◆ Objective
Transcribe the full listing below exactly.

Dataset rows about figures:
........

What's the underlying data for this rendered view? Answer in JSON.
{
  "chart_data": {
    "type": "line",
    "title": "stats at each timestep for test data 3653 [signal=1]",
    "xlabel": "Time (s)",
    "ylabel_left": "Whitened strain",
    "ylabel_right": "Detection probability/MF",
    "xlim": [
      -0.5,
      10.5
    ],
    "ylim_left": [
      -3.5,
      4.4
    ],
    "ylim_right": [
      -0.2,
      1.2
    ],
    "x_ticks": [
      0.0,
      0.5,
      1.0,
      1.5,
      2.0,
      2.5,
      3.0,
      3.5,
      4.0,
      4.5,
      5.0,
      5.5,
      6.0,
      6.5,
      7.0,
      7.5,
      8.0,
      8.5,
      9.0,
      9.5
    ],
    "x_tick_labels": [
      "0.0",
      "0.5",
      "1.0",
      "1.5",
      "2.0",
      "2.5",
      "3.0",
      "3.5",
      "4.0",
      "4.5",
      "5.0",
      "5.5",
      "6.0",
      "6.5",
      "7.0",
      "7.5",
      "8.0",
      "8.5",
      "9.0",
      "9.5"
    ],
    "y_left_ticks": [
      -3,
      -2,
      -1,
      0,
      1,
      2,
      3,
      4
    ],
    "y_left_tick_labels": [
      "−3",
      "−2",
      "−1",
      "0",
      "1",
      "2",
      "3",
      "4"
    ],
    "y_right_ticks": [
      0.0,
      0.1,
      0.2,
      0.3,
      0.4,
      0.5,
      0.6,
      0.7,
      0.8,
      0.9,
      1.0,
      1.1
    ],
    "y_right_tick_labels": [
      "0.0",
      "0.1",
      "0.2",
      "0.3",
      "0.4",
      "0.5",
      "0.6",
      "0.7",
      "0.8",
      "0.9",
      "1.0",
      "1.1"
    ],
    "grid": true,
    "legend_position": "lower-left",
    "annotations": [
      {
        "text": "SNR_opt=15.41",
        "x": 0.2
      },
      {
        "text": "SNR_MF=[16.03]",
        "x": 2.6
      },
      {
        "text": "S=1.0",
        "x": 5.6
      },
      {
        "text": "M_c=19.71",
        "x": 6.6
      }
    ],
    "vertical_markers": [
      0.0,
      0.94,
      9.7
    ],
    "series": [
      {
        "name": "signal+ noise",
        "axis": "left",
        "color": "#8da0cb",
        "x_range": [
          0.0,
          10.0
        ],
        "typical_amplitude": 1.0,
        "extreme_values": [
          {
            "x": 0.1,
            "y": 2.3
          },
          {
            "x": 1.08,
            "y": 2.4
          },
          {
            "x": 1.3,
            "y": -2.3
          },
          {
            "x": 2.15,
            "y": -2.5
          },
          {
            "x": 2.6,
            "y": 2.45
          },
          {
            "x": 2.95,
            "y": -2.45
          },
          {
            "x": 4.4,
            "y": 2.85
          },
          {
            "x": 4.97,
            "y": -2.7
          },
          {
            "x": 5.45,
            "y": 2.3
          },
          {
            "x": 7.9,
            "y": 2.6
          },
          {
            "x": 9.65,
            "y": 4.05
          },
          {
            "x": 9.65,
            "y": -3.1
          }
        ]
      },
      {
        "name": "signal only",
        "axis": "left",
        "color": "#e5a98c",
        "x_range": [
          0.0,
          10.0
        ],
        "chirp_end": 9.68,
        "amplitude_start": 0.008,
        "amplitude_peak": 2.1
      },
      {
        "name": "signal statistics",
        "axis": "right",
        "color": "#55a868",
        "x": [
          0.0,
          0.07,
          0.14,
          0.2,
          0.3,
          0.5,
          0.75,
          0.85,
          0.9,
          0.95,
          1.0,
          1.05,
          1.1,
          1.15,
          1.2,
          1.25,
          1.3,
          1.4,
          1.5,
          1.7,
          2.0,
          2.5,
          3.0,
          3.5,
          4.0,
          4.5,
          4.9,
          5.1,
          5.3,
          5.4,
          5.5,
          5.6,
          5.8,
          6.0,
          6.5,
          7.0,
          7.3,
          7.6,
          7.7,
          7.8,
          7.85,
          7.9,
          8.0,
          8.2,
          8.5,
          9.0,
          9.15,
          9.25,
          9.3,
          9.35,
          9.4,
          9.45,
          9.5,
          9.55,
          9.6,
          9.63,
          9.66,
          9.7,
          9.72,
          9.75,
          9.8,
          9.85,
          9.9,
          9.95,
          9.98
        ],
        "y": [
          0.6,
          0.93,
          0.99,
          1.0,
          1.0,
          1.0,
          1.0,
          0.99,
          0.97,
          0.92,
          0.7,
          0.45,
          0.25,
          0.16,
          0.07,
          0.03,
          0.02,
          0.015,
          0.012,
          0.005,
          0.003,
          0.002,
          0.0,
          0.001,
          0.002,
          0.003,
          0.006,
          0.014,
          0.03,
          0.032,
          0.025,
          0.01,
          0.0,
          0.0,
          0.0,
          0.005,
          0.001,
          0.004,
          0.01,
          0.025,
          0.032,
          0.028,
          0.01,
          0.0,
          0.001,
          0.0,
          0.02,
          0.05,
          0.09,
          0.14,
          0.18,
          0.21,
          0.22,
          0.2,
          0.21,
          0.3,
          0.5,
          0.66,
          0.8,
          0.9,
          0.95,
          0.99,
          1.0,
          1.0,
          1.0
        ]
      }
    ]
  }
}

........

◆ Answer for this exercise
What's the underlying data for this rendered view? Answer in JSON.
{
  "chart_data": {
    "type": "line",
    "title": "stats at each timestep for test data 3653 [signal=1]",
    "xlabel": "Time (s)",
    "ylabel_left": "Whitened strain",
    "ylabel_right": "Detection probability/MF",
    "xlim": [
      -0.5,
      10.5
    ],
    "ylim_left": [
      -3.5,
      4.4
    ],
    "ylim_right": [
      -0.2,
      1.2
    ],
    "x_ticks": [
      0.0,
      0.5,
      1.0,
      1.5,
      2.0,
      2.5,
      3.0,
      3.5,
      4.0,
      4.5,
      5.0,
      5.5,
      6.0,
      6.5,
      7.0,
      7.5,
      8.0,
      8.5,
      9.0,
      9.5
    ],
    "x_tick_labels": [
      "0.0",
      "0.5",
      "1.0",
      "1.5",
      "2.0",
      "2.5",
      "3.0",
      "3.5",
      "4.0",
      "4.5",
      "5.0",
      "5.5",
      "6.0",
      "6.5",
      "7.0",
      "7.5",
      "8.0",
      "8.5",
      "9.0",
      "9.5"
    ],
    "y_left_ticks": [
      -3,
      -2,
      -1,
      0,
      1,
      2,
      3,
      4
    ],
    "y_left_tick_labels": [
      "−3",
      "−2",
      "−1",
      "0",
      "1",
      "2",
      "3",
      "4"
    ],
    "y_right_ticks": [
      0.0,
      0.1,
      0.2,
      0.3,
      0.4,
      0.5,
      0.6,
      0.7,
      0.8,
      0.9,
      1.0,
      1.1
    ],
    "y_right_tick_labels": [
      "0.0",
      "0.1",
      "0.2",
      "0.3",
      "0.4",
      "0.5",
      "0.6",
      "0.7",
      "0.8",
      "0.9",
      "1.0",
      "1.1"
    ],
    "grid": true,
    "legend_position": "lower-left",
    "annotations": [
      {
        "text": "SNR_opt=15.41",
        "x": 0.2
      },
      {
        "text": "SNR_MF=[16.03]",
        "x": 2.6
      },
      {
        "text": "S=1.0",
        "x": 5.6
      },
      {
        "text": "M_c=19.71",
        "x": 6.6
      }
    ],
    "vertical_markers": [
      0.0,
      0.94,
      9.7
    ],
    "series": [
      {
        "name": "signal+ noise",
        "axis": "left",
        "color": "#8da0cb",
        "x_range": [
          0.0,
          10.0
        ],
        "typical_amplitude": 1.0,
        "extreme_values": [
          {
            "x": 0.1,
            "y": 2.3
          },
          {
            "x": 1.08,
            "y": 2.4
          },
          {
            "x": 1.3,
            "y": -2.3
          },
          {
            "x": 2.15,
            "y": -2.5
          },
          {
            "x": 2.6,
            "y": 2.45
          },
          {
            "x": 2.95,
            "y": -2.45
          },
          {
            "x": 4.4,
            "y": 2.85
          },
          {
            "x": 4.97,
            "y": -2.7
          },
          {
            "x": 5.45,
            "y": 2.3
          },
          {
            "x": 7.9,
            "y": 2.6
          },
          {
            "x": 9.65,
            "y": 4.05
          },
          {
            "x": 9.65,
            "y": -3.1
          }
        ]
      },
      {
        "name": "signal only",
        "axis": "left",
        "color": "#e5a98c",
        "x_range": [
          0.0,
          10.0
        ],
        "chirp_end": 9.68,
        "amplitude_start": 0.008,
        "amplitude_peak": 2.1
      },
      {
        "name": "signal statistics",
        "axis": "right",
        "color": "#55a868",
        "x": [
          0.0,
          0.07,
          0.14,
          0.2,
          0.3,
          0.5,
          0.75,
          0.85,
          0.9,
          0.95,
          1.0,
          1.05,
          1.1,
          1.15,
          1.2,
          1.25,
          1.3,
          1.4,
          1.5,
          1.7,
          2.0,
          2.5,
          3.0,
          3.5,
          4.0,
          4.5,
          4.9,
          5.1,
          5.3,
          5.4,
          5.5,
          5.6,
          5.8,
          6.0,
          6.5,
          7.0,
          7.3,
          7.6,
          7.7,
          7.8,
          7.85,
          7.9,
          8.0,
          8.2,
          8.5,
          9.0,
          9.15,
          9.25,
          9.3,
          9.35,
          9.4,
          9.45,
          9.5,
          9.55,
          9.6,
          9.63,
          9.66,
          9.7,
          9.72,
          9.75,
          9.8,
          9.85,
          9.9,
          9.95,
          9.98
        ],
        "y": [
          0.6,
          0.93,
          0.99,
          1.0,
          1.0,
          1.0,
          1.0,
          0.99,
          0.97,
          0.92,
          0.7,
          0.45,
          0.25,
          0.16,
          0.07,
          0.03,
          0.02,
          0.015,
          0.012,
          0.005,
          0.003,
          0.002,
          0.0,
          0.001,
          0.002,
          0.003,
          0.006,
          0.014,
          0.03,
          0.032,
          0.025,
          0.01,
          0.0,
          0.0,
          0.0,
          0.005,
          0.001,
          0.004,
          0.01,
          0.025,
          0.032,
          0.028,
          0.01,
          0.0,
          0.001,
          0.0,
          0.02,
          0.05,
          0.09,
          0.14,
          0.18,
          0.21,
          0.22,
          0.2,
          0.21,
          0.3,
          0.5,
          0.66,
          0.8,
          0.9,
          0.95,
          0.99,
          1.0,
          1.0,
          1.0
        ]
      }
    ]
  }
}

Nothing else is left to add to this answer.